→ **Provided information**
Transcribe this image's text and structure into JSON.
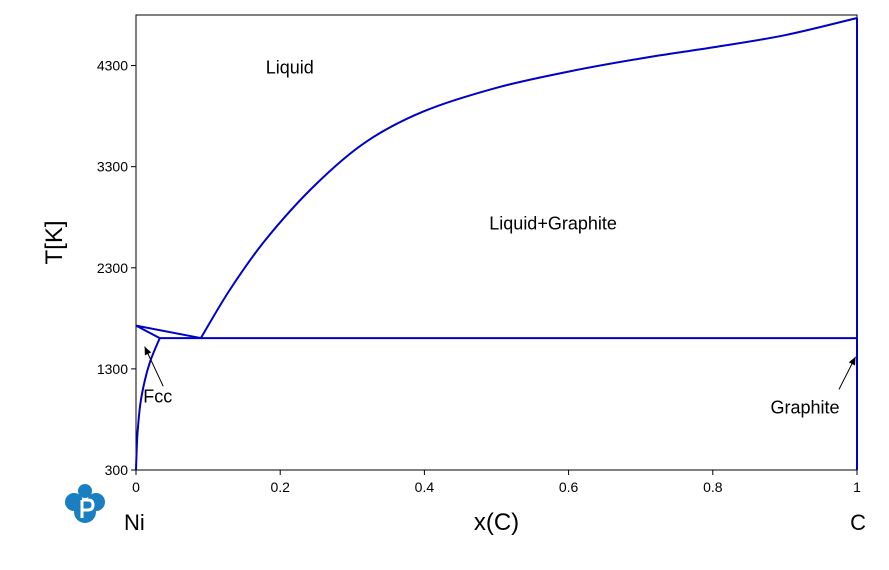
{
  "chart_data": {
    "type": "line",
    "xlabel": "x(C)",
    "ylabel": "T[K]",
    "xlim": [
      0,
      1
    ],
    "ylim": [
      300,
      4800
    ],
    "xticks": [
      {
        "value": 0,
        "label": "0"
      },
      {
        "value": 0.2,
        "label": "0.2"
      },
      {
        "value": 0.4,
        "label": "0.4"
      },
      {
        "value": 0.6,
        "label": "0.6"
      },
      {
        "value": 0.8,
        "label": "0.8"
      },
      {
        "value": 1,
        "label": "1"
      }
    ],
    "yticks": [
      {
        "value": 300,
        "label": "300"
      },
      {
        "value": 1300,
        "label": "1300"
      },
      {
        "value": 2300,
        "label": "2300"
      },
      {
        "value": 3300,
        "label": "3300"
      },
      {
        "value": 4300,
        "label": "4300"
      }
    ],
    "end_labels": {
      "left": "Ni",
      "right": "C"
    },
    "grid": false,
    "line_color": "#0000c8",
    "series": [
      {
        "points": [
          [
            0,
            1728
          ],
          [
            0.09,
            1605
          ],
          [
            0.13,
            2080
          ],
          [
            0.18,
            2580
          ],
          [
            0.25,
            3130
          ],
          [
            0.32,
            3550
          ],
          [
            0.4,
            3850
          ],
          [
            0.5,
            4080
          ],
          [
            0.6,
            4240
          ],
          [
            0.7,
            4370
          ],
          [
            0.8,
            4480
          ],
          [
            0.9,
            4600
          ],
          [
            1,
            4770
          ]
        ]
      },
      {
        "points": [
          [
            0,
            1728
          ],
          [
            0.033,
            1605
          ]
        ]
      },
      {
        "points": [
          [
            0,
            300
          ],
          [
            0.002,
            650
          ],
          [
            0.006,
            950
          ],
          [
            0.012,
            1180
          ],
          [
            0.02,
            1380
          ],
          [
            0.033,
            1605
          ]
        ]
      },
      {
        "points": [
          [
            0.033,
            1605
          ],
          [
            1,
            1605
          ]
        ]
      },
      {
        "points": [
          [
            1,
            300
          ],
          [
            1,
            4770
          ]
        ]
      }
    ],
    "annotations": [
      {
        "text": "Liquid",
        "x": 0.18,
        "y": 4220
      },
      {
        "text": "Liquid+Graphite",
        "x": 0.49,
        "y": 2680
      },
      {
        "text": "Fcc",
        "x": 0.01,
        "y": 970,
        "arrow_to": [
          0.012,
          1520
        ]
      },
      {
        "text": "Graphite",
        "x": 0.88,
        "y": 860,
        "arrow_to": [
          0.998,
          1420
        ]
      }
    ]
  }
}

→ **Directions for this task**
Transcribe each entry precisely as given, leaving the pictures out.

→ **Result for this exercise**
Transcribe this image's text and structure into JSON.
{
  "chart_data": {
    "type": "line",
    "xlabel": "x(C)",
    "ylabel": "T[K]",
    "xlim": [
      0,
      1
    ],
    "ylim": [
      300,
      4800
    ],
    "xticks": [
      {
        "value": 0,
        "label": "0"
      },
      {
        "value": 0.2,
        "label": "0.2"
      },
      {
        "value": 0.4,
        "label": "0.4"
      },
      {
        "value": 0.6,
        "label": "0.6"
      },
      {
        "value": 0.8,
        "label": "0.8"
      },
      {
        "value": 1,
        "label": "1"
      }
    ],
    "yticks": [
      {
        "value": 300,
        "label": "300"
      },
      {
        "value": 1300,
        "label": "1300"
      },
      {
        "value": 2300,
        "label": "2300"
      },
      {
        "value": 3300,
        "label": "3300"
      },
      {
        "value": 4300,
        "label": "4300"
      }
    ],
    "end_labels": {
      "left": "Ni",
      "right": "C"
    },
    "grid": false,
    "line_color": "#0000c8",
    "series": [
      {
        "points": [
          [
            0,
            1728
          ],
          [
            0.09,
            1605
          ],
          [
            0.13,
            2080
          ],
          [
            0.18,
            2580
          ],
          [
            0.25,
            3130
          ],
          [
            0.32,
            3550
          ],
          [
            0.4,
            3850
          ],
          [
            0.5,
            4080
          ],
          [
            0.6,
            4240
          ],
          [
            0.7,
            4370
          ],
          [
            0.8,
            4480
          ],
          [
            0.9,
            4600
          ],
          [
            1,
            4770
          ]
        ]
      },
      {
        "points": [
          [
            0,
            1728
          ],
          [
            0.033,
            1605
          ]
        ]
      },
      {
        "points": [
          [
            0,
            300
          ],
          [
            0.002,
            650
          ],
          [
            0.006,
            950
          ],
          [
            0.012,
            1180
          ],
          [
            0.02,
            1380
          ],
          [
            0.033,
            1605
          ]
        ]
      },
      {
        "points": [
          [
            0.033,
            1605
          ],
          [
            1,
            1605
          ]
        ]
      },
      {
        "points": [
          [
            1,
            300
          ],
          [
            1,
            4770
          ]
        ]
      }
    ],
    "annotations": [
      {
        "text": "Liquid",
        "x": 0.18,
        "y": 4220
      },
      {
        "text": "Liquid+Graphite",
        "x": 0.49,
        "y": 2680
      },
      {
        "text": "Fcc",
        "x": 0.01,
        "y": 970,
        "arrow_to": [
          0.012,
          1520
        ]
      },
      {
        "text": "Graphite",
        "x": 0.88,
        "y": 860,
        "arrow_to": [
          0.998,
          1420
        ]
      }
    ]
  }
}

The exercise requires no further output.